Dataset entries =
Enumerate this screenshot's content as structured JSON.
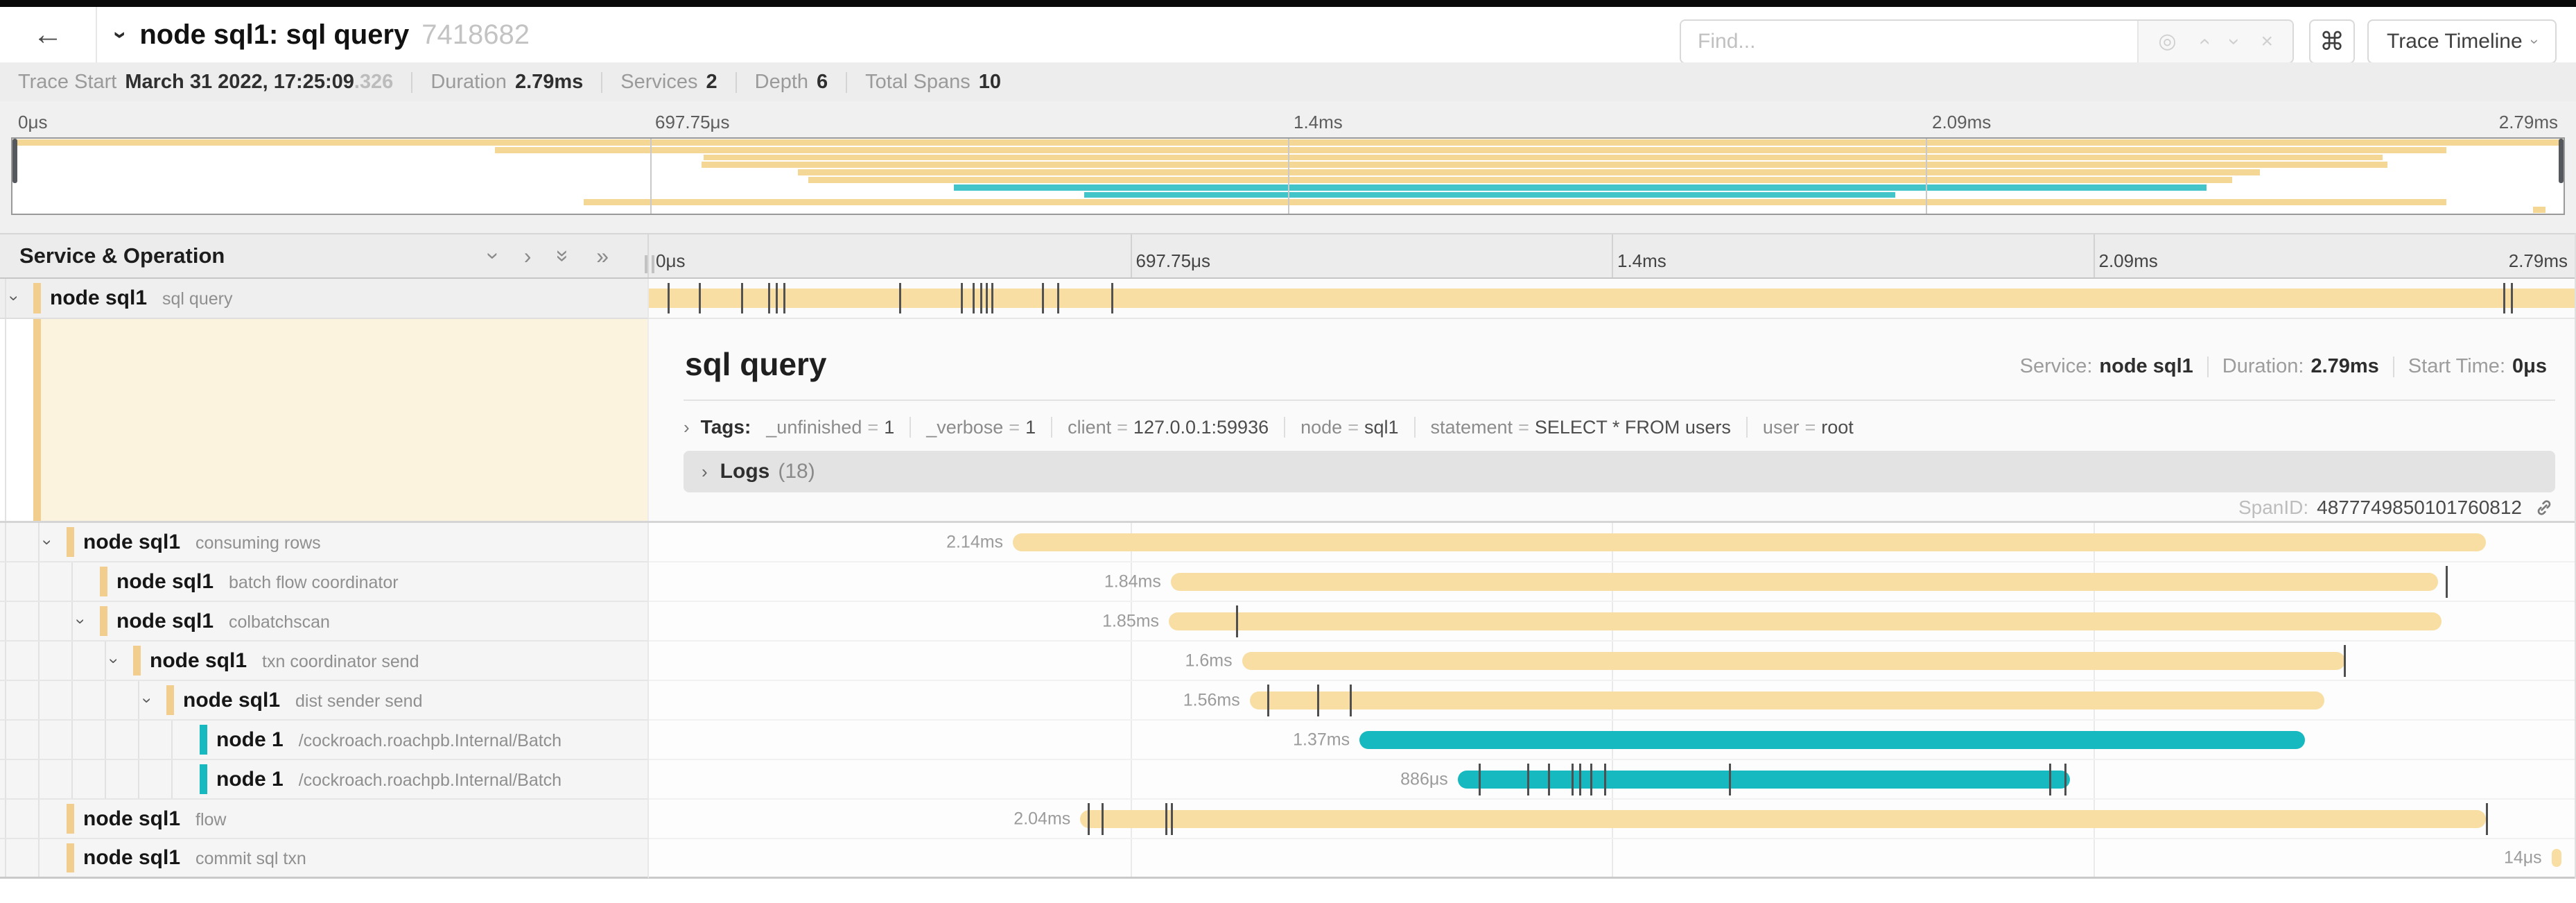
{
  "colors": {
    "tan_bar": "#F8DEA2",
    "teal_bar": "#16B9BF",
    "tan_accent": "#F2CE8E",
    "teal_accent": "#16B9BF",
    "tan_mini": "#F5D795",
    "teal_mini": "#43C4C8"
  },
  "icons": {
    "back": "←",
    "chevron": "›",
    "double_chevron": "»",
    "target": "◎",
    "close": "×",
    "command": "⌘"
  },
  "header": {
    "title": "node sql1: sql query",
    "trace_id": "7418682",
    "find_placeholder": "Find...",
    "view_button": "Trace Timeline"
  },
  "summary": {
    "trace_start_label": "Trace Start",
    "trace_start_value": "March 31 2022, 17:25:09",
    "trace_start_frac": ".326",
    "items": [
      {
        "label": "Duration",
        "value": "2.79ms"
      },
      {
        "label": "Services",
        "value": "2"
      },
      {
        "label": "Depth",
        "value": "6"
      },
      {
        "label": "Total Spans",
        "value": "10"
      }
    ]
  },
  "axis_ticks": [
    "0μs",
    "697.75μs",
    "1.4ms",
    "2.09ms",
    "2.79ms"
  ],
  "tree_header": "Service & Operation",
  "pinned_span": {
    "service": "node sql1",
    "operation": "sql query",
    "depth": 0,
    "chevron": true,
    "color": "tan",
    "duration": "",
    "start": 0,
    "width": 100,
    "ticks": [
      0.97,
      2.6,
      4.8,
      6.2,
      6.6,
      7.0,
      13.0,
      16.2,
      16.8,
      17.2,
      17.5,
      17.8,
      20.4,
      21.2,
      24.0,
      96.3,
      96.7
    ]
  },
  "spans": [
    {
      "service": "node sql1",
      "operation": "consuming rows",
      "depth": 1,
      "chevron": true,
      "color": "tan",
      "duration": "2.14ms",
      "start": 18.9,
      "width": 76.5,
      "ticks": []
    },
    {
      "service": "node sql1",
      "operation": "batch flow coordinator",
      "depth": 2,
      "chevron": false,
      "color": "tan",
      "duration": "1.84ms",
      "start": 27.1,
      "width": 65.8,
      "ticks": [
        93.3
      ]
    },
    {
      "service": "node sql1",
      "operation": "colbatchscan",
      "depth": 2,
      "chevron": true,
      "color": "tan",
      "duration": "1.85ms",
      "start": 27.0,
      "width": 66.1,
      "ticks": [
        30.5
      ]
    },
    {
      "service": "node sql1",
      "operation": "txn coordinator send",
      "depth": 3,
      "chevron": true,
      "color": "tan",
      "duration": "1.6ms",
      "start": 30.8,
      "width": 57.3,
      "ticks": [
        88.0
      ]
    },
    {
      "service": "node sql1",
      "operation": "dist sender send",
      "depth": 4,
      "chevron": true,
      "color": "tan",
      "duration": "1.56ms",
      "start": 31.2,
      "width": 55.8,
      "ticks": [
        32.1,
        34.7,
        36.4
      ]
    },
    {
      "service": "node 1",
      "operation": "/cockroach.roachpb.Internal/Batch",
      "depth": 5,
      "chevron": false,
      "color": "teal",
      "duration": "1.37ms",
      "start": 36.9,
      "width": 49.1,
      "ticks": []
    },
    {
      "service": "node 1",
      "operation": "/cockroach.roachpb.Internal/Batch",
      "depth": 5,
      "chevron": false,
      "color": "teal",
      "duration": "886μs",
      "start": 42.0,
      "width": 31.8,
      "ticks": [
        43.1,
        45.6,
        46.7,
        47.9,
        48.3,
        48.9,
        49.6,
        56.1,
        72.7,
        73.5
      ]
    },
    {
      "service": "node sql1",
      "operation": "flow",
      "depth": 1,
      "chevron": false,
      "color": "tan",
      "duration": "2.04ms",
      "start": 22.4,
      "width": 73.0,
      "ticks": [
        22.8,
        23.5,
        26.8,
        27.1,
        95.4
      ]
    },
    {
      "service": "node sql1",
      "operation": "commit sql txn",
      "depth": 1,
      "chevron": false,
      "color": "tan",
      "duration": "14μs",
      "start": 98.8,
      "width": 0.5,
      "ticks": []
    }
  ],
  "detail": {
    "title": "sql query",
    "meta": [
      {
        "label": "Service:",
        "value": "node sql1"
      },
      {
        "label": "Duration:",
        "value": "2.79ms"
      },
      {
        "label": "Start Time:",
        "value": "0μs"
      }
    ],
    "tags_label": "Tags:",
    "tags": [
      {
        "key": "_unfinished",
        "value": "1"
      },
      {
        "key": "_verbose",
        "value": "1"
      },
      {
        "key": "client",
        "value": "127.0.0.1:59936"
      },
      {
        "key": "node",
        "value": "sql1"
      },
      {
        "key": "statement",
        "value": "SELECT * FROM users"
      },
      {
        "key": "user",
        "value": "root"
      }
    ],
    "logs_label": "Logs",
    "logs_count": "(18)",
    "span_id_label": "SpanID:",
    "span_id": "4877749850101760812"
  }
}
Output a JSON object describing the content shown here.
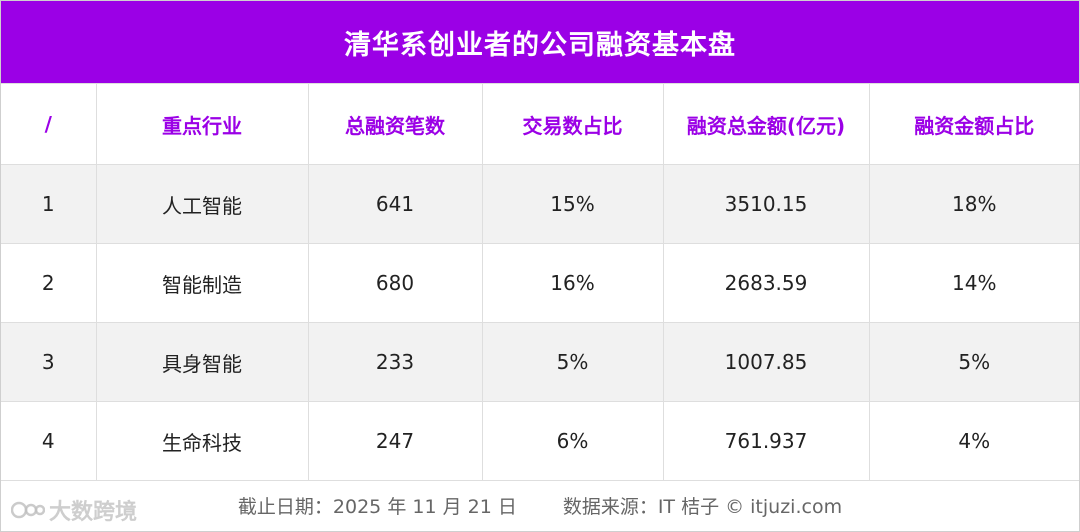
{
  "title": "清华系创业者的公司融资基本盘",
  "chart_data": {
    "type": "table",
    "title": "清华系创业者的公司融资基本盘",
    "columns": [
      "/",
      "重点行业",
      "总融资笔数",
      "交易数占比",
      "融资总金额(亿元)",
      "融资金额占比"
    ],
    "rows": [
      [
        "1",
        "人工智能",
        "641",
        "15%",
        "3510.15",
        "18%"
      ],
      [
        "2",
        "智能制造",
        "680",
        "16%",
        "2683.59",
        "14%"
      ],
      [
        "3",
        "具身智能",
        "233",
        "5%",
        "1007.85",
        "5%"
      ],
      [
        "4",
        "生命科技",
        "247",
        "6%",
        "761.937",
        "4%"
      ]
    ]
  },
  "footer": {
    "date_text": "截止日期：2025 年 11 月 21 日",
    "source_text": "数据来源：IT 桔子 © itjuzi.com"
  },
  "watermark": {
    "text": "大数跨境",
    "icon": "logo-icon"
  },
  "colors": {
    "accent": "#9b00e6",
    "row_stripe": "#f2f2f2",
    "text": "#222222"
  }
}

Requirement =
Reproduce the listing exactly. Leave its pictures out.

Task output =
Enumerate this screenshot's content as structured JSON.
{
  "colors": {
    "tan_bar": "#F8DEA2",
    "teal_bar": "#16B9BF",
    "tan_accent": "#F2CE8E",
    "teal_accent": "#16B9BF",
    "tan_mini": "#F5D795",
    "teal_mini": "#43C4C8"
  },
  "icons": {
    "back": "←",
    "chevron": "›",
    "double_chevron": "»",
    "target": "◎",
    "close": "×",
    "command": "⌘"
  },
  "header": {
    "title": "node sql1: sql query",
    "trace_id": "7418682",
    "find_placeholder": "Find...",
    "view_button": "Trace Timeline"
  },
  "summary": {
    "trace_start_label": "Trace Start",
    "trace_start_value": "March 31 2022, 17:25:09",
    "trace_start_frac": ".326",
    "items": [
      {
        "label": "Duration",
        "value": "2.79ms"
      },
      {
        "label": "Services",
        "value": "2"
      },
      {
        "label": "Depth",
        "value": "6"
      },
      {
        "label": "Total Spans",
        "value": "10"
      }
    ]
  },
  "axis_ticks": [
    "0μs",
    "697.75μs",
    "1.4ms",
    "2.09ms",
    "2.79ms"
  ],
  "tree_header": "Service & Operation",
  "pinned_span": {
    "service": "node sql1",
    "operation": "sql query",
    "depth": 0,
    "chevron": true,
    "color": "tan",
    "duration": "",
    "start": 0,
    "width": 100,
    "ticks": [
      0.97,
      2.6,
      4.8,
      6.2,
      6.6,
      7.0,
      13.0,
      16.2,
      16.8,
      17.2,
      17.5,
      17.8,
      20.4,
      21.2,
      24.0,
      96.3,
      96.7
    ]
  },
  "spans": [
    {
      "service": "node sql1",
      "operation": "consuming rows",
      "depth": 1,
      "chevron": true,
      "color": "tan",
      "duration": "2.14ms",
      "start": 18.9,
      "width": 76.5,
      "ticks": []
    },
    {
      "service": "node sql1",
      "operation": "batch flow coordinator",
      "depth": 2,
      "chevron": false,
      "color": "tan",
      "duration": "1.84ms",
      "start": 27.1,
      "width": 65.8,
      "ticks": [
        93.3
      ]
    },
    {
      "service": "node sql1",
      "operation": "colbatchscan",
      "depth": 2,
      "chevron": true,
      "color": "tan",
      "duration": "1.85ms",
      "start": 27.0,
      "width": 66.1,
      "ticks": [
        30.5
      ]
    },
    {
      "service": "node sql1",
      "operation": "txn coordinator send",
      "depth": 3,
      "chevron": true,
      "color": "tan",
      "duration": "1.6ms",
      "start": 30.8,
      "width": 57.3,
      "ticks": [
        88.0
      ]
    },
    {
      "service": "node sql1",
      "operation": "dist sender send",
      "depth": 4,
      "chevron": true,
      "color": "tan",
      "duration": "1.56ms",
      "start": 31.2,
      "width": 55.8,
      "ticks": [
        32.1,
        34.7,
        36.4
      ]
    },
    {
      "service": "node 1",
      "operation": "/cockroach.roachpb.Internal/Batch",
      "depth": 5,
      "chevron": false,
      "color": "teal",
      "duration": "1.37ms",
      "start": 36.9,
      "width": 49.1,
      "ticks": []
    },
    {
      "service": "node 1",
      "operation": "/cockroach.roachpb.Internal/Batch",
      "depth": 5,
      "chevron": false,
      "color": "teal",
      "duration": "886μs",
      "start": 42.0,
      "width": 31.8,
      "ticks": [
        43.1,
        45.6,
        46.7,
        47.9,
        48.3,
        48.9,
        49.6,
        56.1,
        72.7,
        73.5
      ]
    },
    {
      "service": "node sql1",
      "operation": "flow",
      "depth": 1,
      "chevron": false,
      "color": "tan",
      "duration": "2.04ms",
      "start": 22.4,
      "width": 73.0,
      "ticks": [
        22.8,
        23.5,
        26.8,
        27.1,
        95.4
      ]
    },
    {
      "service": "node sql1",
      "operation": "commit sql txn",
      "depth": 1,
      "chevron": false,
      "color": "tan",
      "duration": "14μs",
      "start": 98.8,
      "width": 0.5,
      "ticks": []
    }
  ],
  "detail": {
    "title": "sql query",
    "meta": [
      {
        "label": "Service:",
        "value": "node sql1"
      },
      {
        "label": "Duration:",
        "value": "2.79ms"
      },
      {
        "label": "Start Time:",
        "value": "0μs"
      }
    ],
    "tags_label": "Tags:",
    "tags": [
      {
        "key": "_unfinished",
        "value": "1"
      },
      {
        "key": "_verbose",
        "value": "1"
      },
      {
        "key": "client",
        "value": "127.0.0.1:59936"
      },
      {
        "key": "node",
        "value": "sql1"
      },
      {
        "key": "statement",
        "value": "SELECT * FROM users"
      },
      {
        "key": "user",
        "value": "root"
      }
    ],
    "logs_label": "Logs",
    "logs_count": "(18)",
    "span_id_label": "SpanID:",
    "span_id": "4877749850101760812"
  }
}
Output a JSON object describing the content shown here.
{
  "title": "清华系创业者的公司融资基本盘",
  "chart_data": {
    "type": "table",
    "title": "清华系创业者的公司融资基本盘",
    "columns": [
      "/",
      "重点行业",
      "总融资笔数",
      "交易数占比",
      "融资总金额(亿元)",
      "融资金额占比"
    ],
    "rows": [
      [
        "1",
        "人工智能",
        "641",
        "15%",
        "3510.15",
        "18%"
      ],
      [
        "2",
        "智能制造",
        "680",
        "16%",
        "2683.59",
        "14%"
      ],
      [
        "3",
        "具身智能",
        "233",
        "5%",
        "1007.85",
        "5%"
      ],
      [
        "4",
        "生命科技",
        "247",
        "6%",
        "761.937",
        "4%"
      ]
    ]
  },
  "footer": {
    "date_text": "截止日期：2025 年 11 月 21 日",
    "source_text": "数据来源：IT 桔子 © itjuzi.com"
  },
  "watermark": {
    "text": "大数跨境",
    "icon": "logo-icon"
  },
  "colors": {
    "accent": "#9b00e6",
    "row_stripe": "#f2f2f2",
    "text": "#222222"
  }
}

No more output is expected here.